Required task. Find how many lines contain the word "Italia" and state that number alone.

↓↓↓

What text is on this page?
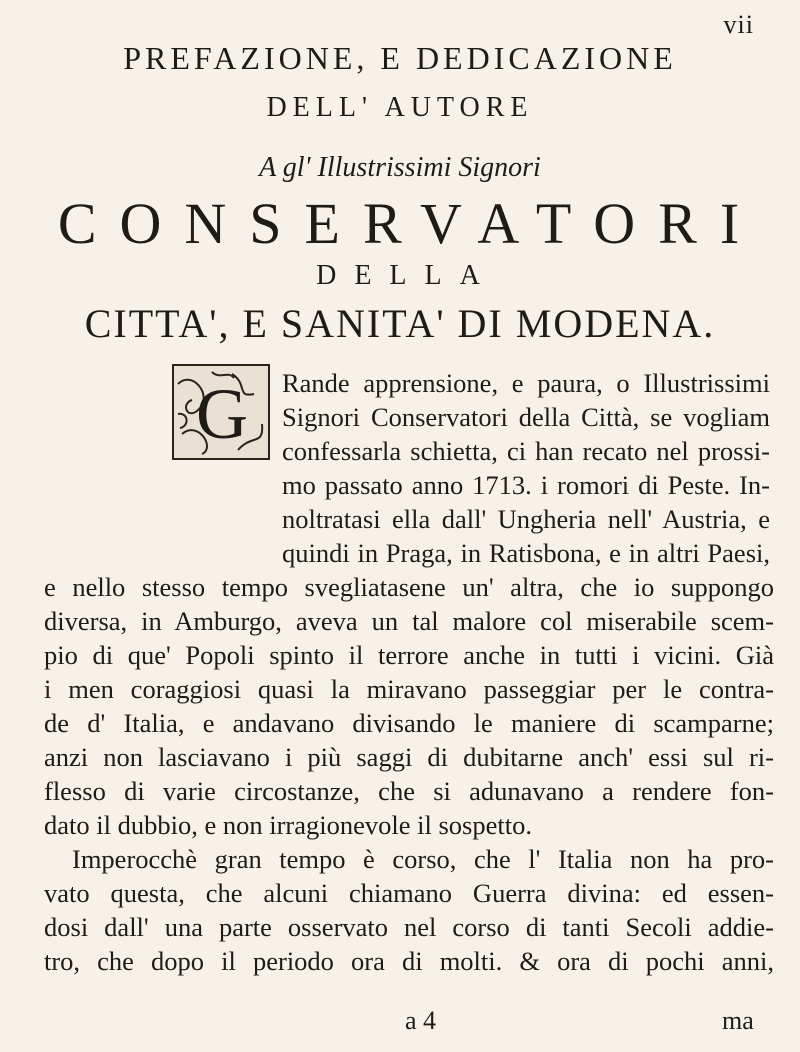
vii
PREFAZIONE, E DEDICAZIONE
DELL' AUTORE
A gl' Illustrissimi Signori
CONSERVATORI
DELLA
CITTA', E SANITA' DI MODENA.
G Rande apprensione, e paura, o Illustrissimi
Signori Conservatori della Città, se vogliam
confessarla schietta, ci han recato nel prossi-
mo passato anno 1713. i romori di Peste. In-
noltratasi ella dall' Ungheria nell' Austria, e
quindi in Praga, in Ratisbona, e in altri Paesi,
e nello stesso tempo svegliatasene un' altra, che io suppongo
diversa, in Amburgo, aveva un tal malore col miserabile scem-
pio di que' Popoli spinto il terrore anche in tutti i vicini. Già
i men coraggiosi quasi la miravano passeggiar per le contra-
de d' Italia, e andavano divisando le maniere di scamparne;
anzi non lasciavano i più saggi di dubitarne anch' essi sul ri-
flesso di varie circostanze, che si adunavano a rendere fon-
dato il dubbio, e non irragionevole il sospetto.
Imperocchè gran tempo è corso, che l' Italia non ha pro-
vato questa, che alcuni chiamano Guerra divina: ed essen-
dosi dall' una parte osservato nel corso di tanti Secoli addie-
tro, che dopo il periodo ora di molti. & ora di pochi anni,
a 4	ma
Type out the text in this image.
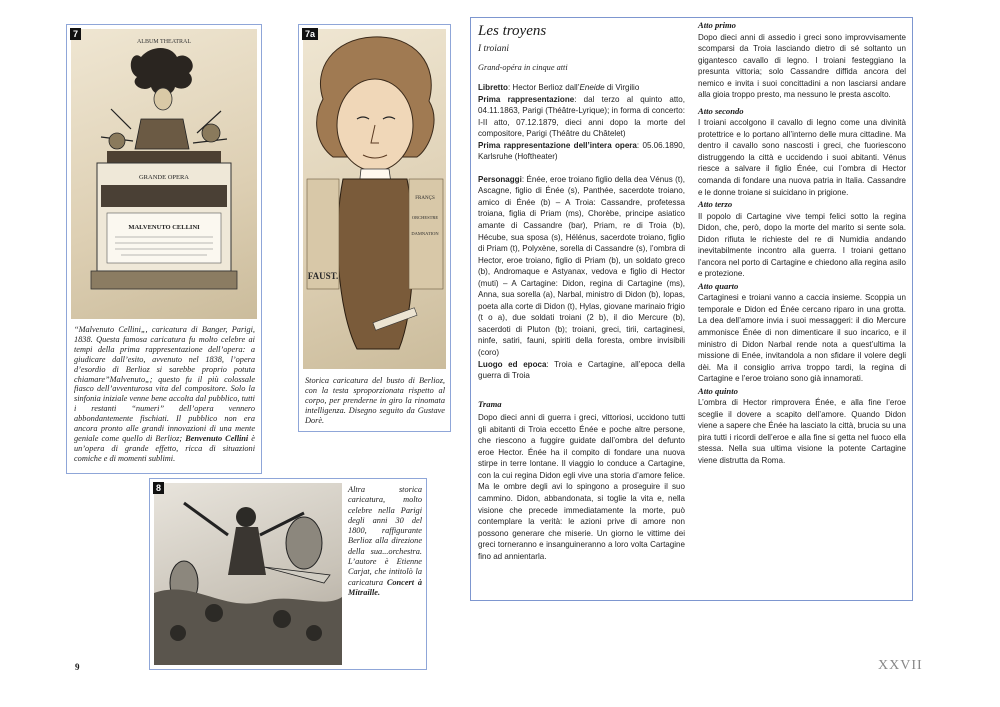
ALBUM THEATRAL
GRANDE OPERA
MALVENUTO CELLINI
7
“Malvenuto Cellini„, caricatura di Banger, Parigi, 1838. Questa famosa caricatura fu molto celebre ai tempi della prima rappresentazione dell’opera: a giudicare dall’esito, avvenuto nel 1838, l’opera d’esordio di Berlioz si sarebbe proprio potuta chiamare”Malvenuto„; questo fu il più colossale fiasco dell’avventurosa vita del compositore. Solo la sinfonia iniziale venne bene accolta dal pubblico, tutti i restanti “numeri” dell’opera vennero abbondantemente fischiati. Il pubblico non era ancora pronto alle grandi innovazioni di una mente geniale come quello di Berlioz; Benvenuto Cellini è un’opera di grande effetto, ricca di situazioni comiche e di momenti sublimi.
FAUST.
FRANÇS
ORCHESTRE
DAMNATION
7a
Storica caricatura del busto di Berlioz, con la testa sproporzionata rispetto al corpo, per prenderne in giro la rinomata intelligenza. Disegno seguito da Gustave Dorè.
8	Altra storica caricatura, molto celebre nella Parigi degli anni 30 del 1800, raffigurante Berlioz alla direzione della sua...orchestra. L’autore è Etienne Carjat, che intitolò la caricatura Concert à Mitraille.
Les troyens
I troiani
Grand-opéra in cinque atti

Libretto: Hector Berlioz dall’Eneide di Virgilio

Prima rappresentazione: dal terzo al quinto atto, 04.11.1863, Parigi (Théâtre-Lyrique); in forma di concerto: I-II atto, 07.12.1879, dieci anni dopo la morte del compositore, Parigi (Théâtre du Châtelet)

Prima rappresentazione dell’intera opera: 05.06.1890, Karlsruhe (Hoftheater)

Personaggi: Énée, eroe troiano figlio della dea Vénus (t), Ascagne, figlio di Énée (s), Panthée, sacerdote troiano, amico di Énée (b) – A Troia: Cassandre, profetessa troiana, figlia di Priam (ms), Chorèbe, principe asiatico amante di Cassandre (bar), Priam, re di Troia (b), Hécube, sua sposa (s), Hélénus, sacerdote troiano, figlio di Priam (t), Polyxène, sorella di Cassandre (s), l’ombra di Hector, eroe troiano, figlio di Priam (b), un soldato greco (b), Andromaque e Astyanax, vedova e figlio di Hector (muti) – A Cartagine: Didon, regina di Cartagine (ms), Anna, sua sorella (a), Narbal, ministro di Didon (b), Iopas, poeta alla corte di Didon (t), Hylas, giovane marinaio frigio (t o a), due soldati troiani (2 b), il dio Mercure (b), sacerdoti di Pluton (b); troiani, greci, tirii, cartaginesi, ninfe, satiri, fauni, spiriti della foresta, ombre invisibili (coro)

Luogo ed epoca: Troia e Cartagine, all’epoca della guerra di Troia

Trama

Dopo dieci anni di guerra i greci, vittoriosi, uccidono tutti gli abitanti di Troia eccetto Énée e poche altre persone, che riescono a fuggire guidate dall’ombra del defunto eroe Hector. Énée ha il compito di fondare una nuova stirpe in terre lontane. Il viaggio lo conduce a Cartagine, con la cui regina Didon egli vive una storia d’amore felice. Ma le ombre degli avi lo spingono a proseguire il suo cammino. Didon, abbandonata, si toglie la vita e, nella visione che precede immediatamente la morte, può contemplare la verità: le azioni prive di amore non possono generare che miserie. Un giorno le vittime dei greci torneranno e insanguineranno a loro volta Cartagine fino ad annientarla.

Atto primo

Dopo dieci anni di assedio i greci sono improvvisamente scomparsi da Troia lasciando dietro di sé soltanto un gigantesco cavallo di legno. I troiani festeggiano la presunta vittoria; solo Cassandre diffida ancora del nemico e invita i suoi concittadini a non lasciarsi andare alla gioia troppo presto, ma nessuno le presta ascolto.

Atto secondo

I troiani accolgono il cavallo di legno come una divinità protettrice e lo portano all’interno delle mura cittadine. Ma dentro il cavallo sono nascosti i greci, che fuoriescono distruggendo la città e uccidendo i suoi abitanti. Vénus riesce a salvare il figlio Énée, cui l’ombra di Hector comanda di fondare una nuova patria in Italia. Cassandre e le donne troiane si suicidano in prigione.

Atto terzo

Il popolo di Cartagine vive tempi felici sotto la regina Didon, che, però, dopo la morte del marito si sente sola. Didon rifiuta le richieste del re di Numidia andando inevitabilmente incontro alla guerra. I troiani gettano l’ancora nel porto di Cartagine e chiedono alla regina asilo e protezione.

Atto quarto

Cartaginesi e troiani vanno a caccia insieme. Scoppia un temporale e Didon ed Énée cercano riparo in una grotta. La dea dell’amore invia i suoi messaggeri: il dio Mercure ammonisce Énée di non dimenticare il suo incarico, e il ministro di Didon Narbal rende nota a quest’ultima la missione di Enée, invitandola a non sfidare il volere degli dèi. Ma il consiglio arriva troppo tardi, la regina di Cartagine e l’eroe troiano sono già innamorati.

Atto quinto

L’ombra di Hector rimprovera Énée, e alla fine l’eroe sceglie il dovere a scapito dell’amore. Quando Didon viene a sapere che Énée ha lasciato la città, brucia su una pira tutti i ricordi dell’eroe e alla fine si getta nel fuoco ella stessa. Nella sua ultima visione la potente Cartagine viene distrutta da Roma.

9	XXVII
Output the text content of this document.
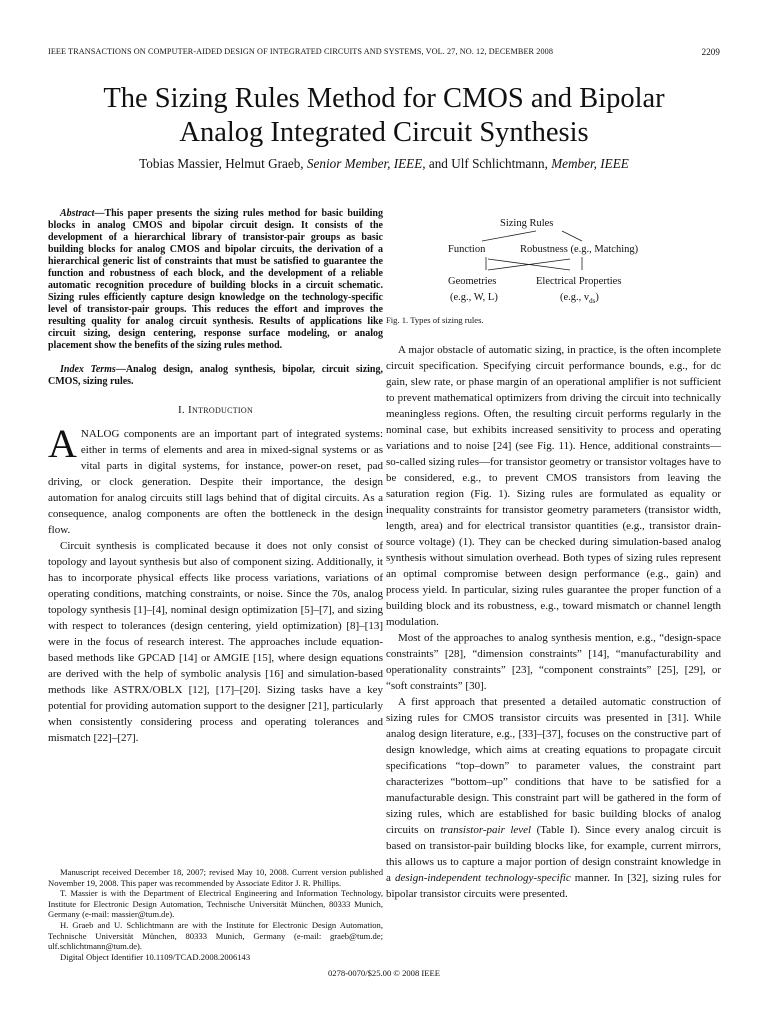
IEEE TRANSACTIONS ON COMPUTER-AIDED DESIGN OF INTEGRATED CIRCUITS AND SYSTEMS, VOL. 27, NO. 12, DECEMBER 2008	2209
The Sizing Rules Method for CMOS and Bipolar
Analog Integrated Circuit Synthesis
Tobias Massier, Helmut Graeb, Senior Member, IEEE, and Ulf Schlichtmann, Member, IEEE
Abstract—This paper presents the sizing rules method for basic building blocks in analog CMOS and bipolar circuit design. It consists of the development of a hierarchical library of transistor-pair groups as basic building blocks for analog CMOS and bipolar circuits, the derivation of a hierarchical generic list of constraints that must be satisfied to guarantee the function and robustness of each block, and the development of a reliable automatic recognition procedure of building blocks in a circuit schematic. Sizing rules efficiently capture design knowledge on the technology-specific level of transistor-pair groups. This reduces the effort and improves the resulting quality for analog circuit synthesis. Results of applications like circuit sizing, design centering, response surface modeling, or analog placement show the benefits of the sizing rules method.
Index Terms—Analog design, analog synthesis, bipolar, circuit sizing, CMOS, sizing rules.
I. Introduction

ANALOG components are an important part of integrated systems: either in terms of elements and area in mixed-signal systems or as vital parts in digital systems, for instance, power-on reset, pad driving, or clock generation. Despite their importance, the design automation for analog circuits still lags behind that of digital circuits. As a consequence, analog components are often the bottleneck in the design flow.

Circuit synthesis is complicated because it does not only consist of topology and layout synthesis but also of component sizing. Additionally, it has to incorporate physical effects like process variations, variations of operating conditions, matching constraints, or noise. Since the 70s, analog topology synthesis [1]–[4], nominal design optimization [5]–[7], and sizing with respect to tolerances (design centering, yield optimization) [8]–[13] were in the focus of research interest. The approaches include equation-based methods like GPCAD [14] or AMGIE [15], where design equations are derived with the help of symbolic analysis [16] and simulation-based methods like ASTRX/OBLX [12], [17]–[20]. Sizing tasks have a key potential for providing automation support to the designer [21], particularly when consistently considering process and operating tolerances and mismatch [22]–[27].

Manuscript received December 18, 2007; revised May 10, 2008. Current version published November 19, 2008. This paper was recommended by Associate Editor J. R. Phillips.

T. Massier is with the Department of Electrical Engineering and Information Technology, Institute for Electronic Design Automation, Technische Universität München, 80333 Munich, Germany (e-mail: massier@tum.de).

H. Graeb and U. Schlichtmann are with the Institute for Electronic Design Automation, Technische Universität München, 80333 Munich, Germany (e-mail: graeb@tum.de; ulf.schlichtmann@tum.de).

Digital Object Identifier 10.1109/TCAD.2008.2006143

Sizing Rules
Function	Robustness (e.g., Matching)
Geometries	Electrical Properties
(e.g., W, L)	(e.g., $v_{ds}$)
Fig. 1. Types of sizing rules.

A major obstacle of automatic sizing, in practice, is the often incomplete circuit specification. Specifying circuit performance bounds, e.g., for dc gain, slew rate, or phase margin of an operational amplifier is not sufficient to prevent mathematical optimizers from driving the circuit into technically meaningless regions. Often, the resulting circuit performs regularly in the nominal case, but exhibits increased sensitivity to process and operating variations and to noise [24] (see Fig. 11). Hence, additional constraints—so-called sizing rules—for transistor geometry or transistor voltages have to be considered, e.g., to prevent CMOS transistors from leaving the saturation region (Fig. 1). Sizing rules are formulated as equality or inequality constraints for transistor geometry parameters (transistor width, length, area) and for electrical transistor quantities (e.g., transistor drain-source voltage) (1). They can be checked during simulation-based analog synthesis without simulation overhead. Both types of sizing rules represent an optimal compromise between design performance (e.g., gain) and process yield. In particular, sizing rules guarantee the proper function of a building block and its robustness, e.g., toward mismatch or channel length modulation.

Most of the approaches to analog synthesis mention, e.g., “design-space constraints” [28], “dimension constraints” [14], “manufacturability and operationality constraints” [23], “component constraints” [25], [29], or “soft constraints” [30].

A first approach that presented a detailed automatic construction of sizing rules for CMOS transistor circuits was presented in [31]. While analog design literature, e.g., [33]–[37], focuses on the constructive part of design knowledge, which aims at creating equations to propagate circuit specifications “top–down” to parameter values, the constraint part characterizes “bottom–up” conditions that have to be satisfied for a manufacturable design. This constraint part will be gathered in the form of sizing rules, which are established for basic building blocks of analog circuits on transistor-pair level (Table I). Since every analog circuit is based on transistor-pair building blocks like, for example, current mirrors, this allows us to capture a major portion of design constraint knowledge in a design-independent technology-specific manner. In [32], sizing rules for bipolar transistor circuits were presented.

0278-0070/$25.00 © 2008 IEEE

↑↑↑

Result of this exercise. 3